# car aerial / poor reception problems



## alan_here_again (Oct 27, 2011)

I hope someone can suggest solutions or what to check regarding a problem with car radio. I can get perfect reception but then it will go like off-station / crackling/ white noise/ static/ ghost station reception, then will go Ok again for a while. The problem seems totally spasmodic and random. It is a Hyundai coupe SE rear wing aerial. I first checked if good earth but that was the first mystery as where the unit comes through the curved bodywork there is a shaped rubber former both exterior and below the metal of the bodywork (shaped to keep it vertical through curved wing) so I don't know how it can earth ?. I tried to take out the unit but there is something stopping it from pulling fully downwards and I don't want to yank it too hard for fear of snapping something. There is VERY restricted access to aerial location and you can't see anything so that doesn't help. Access is via a little panel in the boot wall casing so you can only squeeze your hand up and feel your way around. There is also a two wire connector hanging loose behind the cover but I don't think this has anything to do with reception. (Maybe possibly a factory fitting for models with a powered aerial). Can anyone offer any help???
Thank you


----------



## jaggerwild (May 21, 2007)

-*-

Exercise set.
[a] In the car aerial thread above, how does the poster reach the aerial?
[b] Please list each kind of poor reception that the car aerial thread names when the radio stops sounding right.
[c] Carry on the car aerial thread from the last line shown.

Recorded information.
-*-

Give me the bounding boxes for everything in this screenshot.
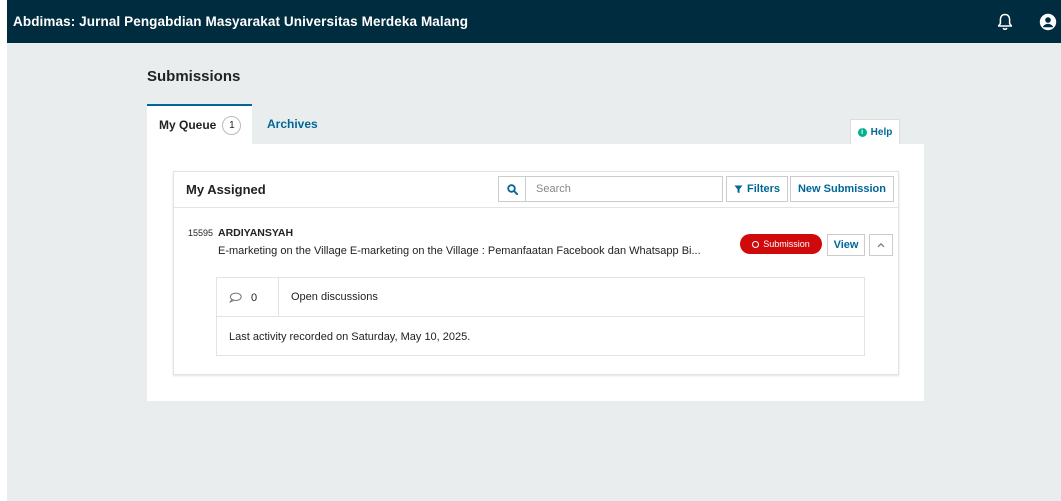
submission-details: 0 Open discussions Last activity recorde… [216,277,865,356]
info-icon: i [857,128,867,137]
queue-count-badge: 1 [222,115,242,135]
filter-icon [734,185,743,193]
list-title: My Assigned [186,182,266,197]
tab-my-queue[interactable]: My Queue 1 [147,104,252,144]
discussion-count-value: 0 [251,291,258,304]
new-submission-label: New Submission [797,183,887,195]
tab-archives[interactable]: Archives [255,104,345,144]
view-button[interactable]: View [827,234,865,256]
view-label: View [833,239,859,251]
collapse-button[interactable] [869,234,893,256]
tab-archives-label: Archives [267,117,318,131]
search-icon[interactable] [499,177,526,201]
last-activity-text: Last activity recorded on Saturday, May … [229,331,471,343]
filters-label: Filters [746,183,780,195]
user-icon[interactable] [1037,11,1059,33]
help-label: Help [870,127,893,138]
list-header: My Assigned Filters [174,172,898,208]
discussion-label: Open discussions [291,291,378,303]
discussions-row[interactable]: 0 Open discussions [217,278,864,317]
queue-panel: My Assigned Filters [147,144,924,401]
chevron-up-icon [877,242,885,248]
discussion-count: 0 [217,278,279,317]
submission-author: ARDIYANSYAH [218,227,294,239]
search-input[interactable] [526,183,716,195]
stage-badge: Submission [740,234,822,254]
submissions-list-card: My Assigned Filters [173,171,899,375]
filters-button[interactable]: Filters [726,176,788,202]
stage-label: Submission [763,239,810,249]
app-frame: Abdimas: Jurnal Pengabdian Masyarakat Un… [7,0,1061,501]
page-title: Submissions [147,68,241,85]
submission-title[interactable]: E-marketing on the Village E-marketing o… [218,245,728,257]
stage-circle-icon [752,240,760,248]
search-box [498,176,723,202]
top-header: Abdimas: Jurnal Pengabdian Masyarakat Un… [7,0,1061,43]
site-title[interactable]: Abdimas: Jurnal Pengabdian Masyarakat Un… [7,14,468,29]
bell-icon[interactable] [994,11,1016,33]
help-button[interactable]: i Help [850,119,900,145]
tab-my-queue-label: My Queue [159,118,217,132]
comment-icon [229,292,242,303]
submission-id: 15595 [188,228,214,238]
new-submission-button[interactable]: New Submission [790,176,894,202]
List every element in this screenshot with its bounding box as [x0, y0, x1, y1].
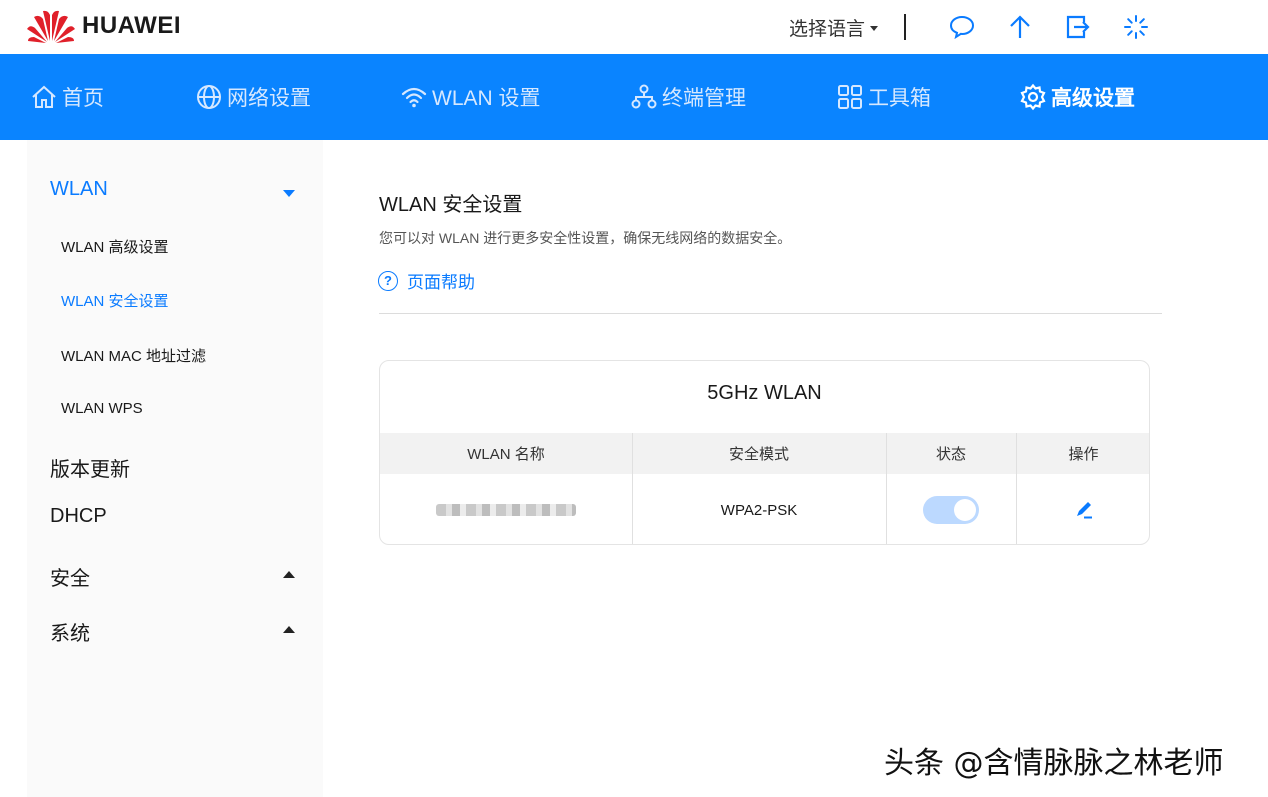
security-mode-cell: WPA2-PSK	[720, 501, 798, 519]
brand-name: HUAWEI	[82, 12, 181, 39]
logout-icon[interactable]	[1064, 13, 1092, 41]
nav-toolbox-label: 工具箱	[868, 87, 931, 110]
column-header-security-mode: 安全模式	[728, 446, 789, 463]
sidebar-item-label: WLAN 高级设置	[61, 239, 169, 256]
main-nav: 首页 网络设置 WLAN 设置 终端管理 工具箱 高级设置	[0, 54, 1268, 140]
huawei-petal-icon	[27, 10, 75, 43]
chevron-up-icon[interactable]	[283, 571, 295, 578]
sidebar-item-wlan-security[interactable]: WLAN 安全设置	[61, 290, 169, 311]
page-help-label: 页面帮助	[407, 273, 475, 292]
nav-network-label: 网络设置	[227, 87, 311, 110]
nav-wlan-settings[interactable]: WLAN 设置	[400, 54, 541, 140]
wlan-name-cell	[380, 474, 632, 544]
sidebar-item-wlan-advanced[interactable]: WLAN 高级设置	[61, 236, 169, 257]
language-label: 选择语言	[788, 18, 865, 40]
huawei-logo: HUAWEI	[26, 6, 181, 46]
chevron-down-icon	[870, 25, 878, 31]
sidebar-item-label: WLAN MAC 地址过滤	[61, 348, 207, 365]
page-title: WLAN 安全设置	[379, 194, 523, 216]
wlan-status-toggle[interactable]	[923, 496, 979, 524]
column-header-status: 状态	[935, 446, 966, 463]
nav-toolbox[interactable]: 工具箱	[836, 54, 931, 140]
toggle-knob	[954, 499, 976, 521]
question-icon: ?	[378, 270, 398, 291]
page-help-link[interactable]: ? 页面帮助	[378, 268, 475, 293]
loading-icon[interactable]	[1122, 13, 1150, 41]
chevron-down-icon[interactable]	[283, 190, 295, 197]
nav-advanced-settings[interactable]: 高级设置	[1019, 54, 1135, 140]
edit-icon[interactable]	[1072, 498, 1096, 522]
sidebar-group-label: 系统	[50, 623, 90, 645]
wlan-5ghz-card: 5GHz WLAN WLAN 名称 安全模式 状态 操作 WPA2-PSK	[379, 360, 1150, 545]
message-icon[interactable]	[948, 13, 976, 41]
nav-home[interactable]: 首页	[30, 54, 104, 140]
sidebar-group-label: DHCP	[50, 505, 107, 527]
blurred-wlan-name	[436, 504, 576, 516]
status-cell	[886, 474, 1016, 544]
globe-icon	[197, 85, 221, 109]
top-bar: HUAWEI 选择语言	[0, 0, 1268, 54]
chevron-up-icon[interactable]	[283, 626, 295, 633]
nav-device-management[interactable]: 终端管理	[630, 54, 746, 140]
table-header: WLAN 名称 安全模式 状态 操作	[380, 433, 1149, 474]
upload-icon[interactable]	[1006, 13, 1034, 41]
nav-device-label: 终端管理	[662, 87, 746, 110]
nav-wlan-label: WLAN 设置	[432, 87, 541, 110]
nav-network-settings[interactable]: 网络设置	[195, 54, 311, 140]
sidebar-group-version-update[interactable]: 版本更新	[50, 453, 130, 482]
gear-icon	[1020, 83, 1046, 111]
device-tree-icon	[631, 84, 657, 109]
card-title: 5GHz WLAN	[707, 382, 822, 404]
nav-advanced-label: 高级设置	[1051, 87, 1135, 110]
sidebar-group-security[interactable]: 安全	[50, 562, 90, 591]
header-actions: 选择语言	[789, 10, 1150, 44]
language-selector[interactable]: 选择语言	[789, 14, 878, 41]
column-header-actions: 操作	[1068, 446, 1099, 463]
sidebar-item-wlan-wps[interactable]: WLAN WPS	[61, 400, 143, 417]
sidebar-group-dhcp[interactable]: DHCP	[50, 505, 107, 528]
header-divider	[904, 14, 906, 40]
home-icon	[32, 85, 56, 108]
sidebar-item-label: WLAN WPS	[61, 400, 143, 417]
page-description: 您可以对 WLAN 进行更多安全性设置，确保无线网络的数据安全。	[379, 230, 792, 246]
grid-icon	[838, 85, 862, 109]
sidebar-item-wlan-mac-filter[interactable]: WLAN MAC 地址过滤	[61, 345, 206, 366]
sidebar-group-label: 版本更新	[50, 459, 130, 481]
column-header-wlan-name: WLAN 名称	[467, 446, 545, 463]
section-divider	[379, 313, 1162, 314]
sidebar-group-system[interactable]: 系统	[50, 617, 90, 646]
actions-cell	[1016, 474, 1149, 544]
wifi-icon	[401, 87, 427, 108]
sidebar-item-label: WLAN 安全设置	[61, 293, 169, 310]
sidebar-group-label: 安全	[50, 568, 90, 590]
watermark-text: 头条 @含情脉脉之林老师	[884, 746, 1224, 781]
nav-home-label: 首页	[62, 87, 104, 110]
sidebar: WLAN WLAN 高级设置 WLAN 安全设置 WLAN MAC 地址过滤 W…	[27, 140, 323, 797]
sidebar-group-wlan[interactable]: WLAN	[50, 178, 108, 201]
sidebar-group-label: WLAN	[50, 178, 108, 200]
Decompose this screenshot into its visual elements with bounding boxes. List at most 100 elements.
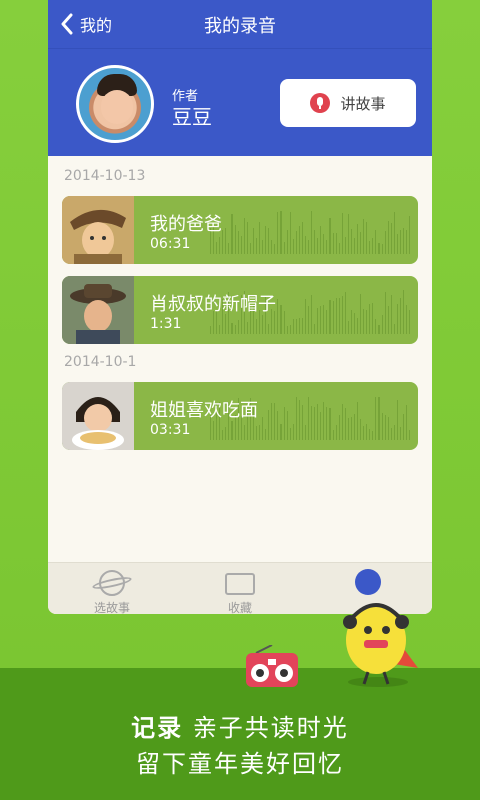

-*-

Outputs.
[a] Through a little panel in the boot wall casing.

[b] Off-station, crackling, white noise, static, ghost station reception

[c]
alan_here_again said:


> I hope someone can suggest solutions or what to check regarding a problem with car radio. I can get perfect reception but then it will go like off-station / crackling/ white noise/ static/ ghost station reception, then will go Ok again for a while. The problem seems totally spasmodic and random. It is a Hyundai coupe SE rear wing aerial. I first checked if good earth but that was the first mystery as where the unit comes through the curved bodywork there is a shaped rubber former both exterior and below the metal of the bodywork (shaped to keep it vertical through curved wing) so I don't know how it can earth ?. I tried to take out the unit but there is something stopping it from pulling fully downwards and I don't want to yank it too hard for fear of snapping something. There is VERY restricted access to aerial location and you can't see anything so that doesn't help. Access is via a little panel in the boot wall casing so you can only squeeze your hand up and feel your way around. There is also a two wire connector hanging loose behind the cover but I don't think this has anything to do with reception. (Maybe possibly a factory fitting for models with a powered aerial). Can anyone offer any help???
> Thank you


 Easy!
Take a good length of wire, bolt it to earth good and clean. then wrap it around the tail of the unit. And drive for a while see if this helps, usually its a head unit issue(even though your right its the aerial causing it). Best advice the aerial is cheaper than a new head unit, try that first then if needed replace the head.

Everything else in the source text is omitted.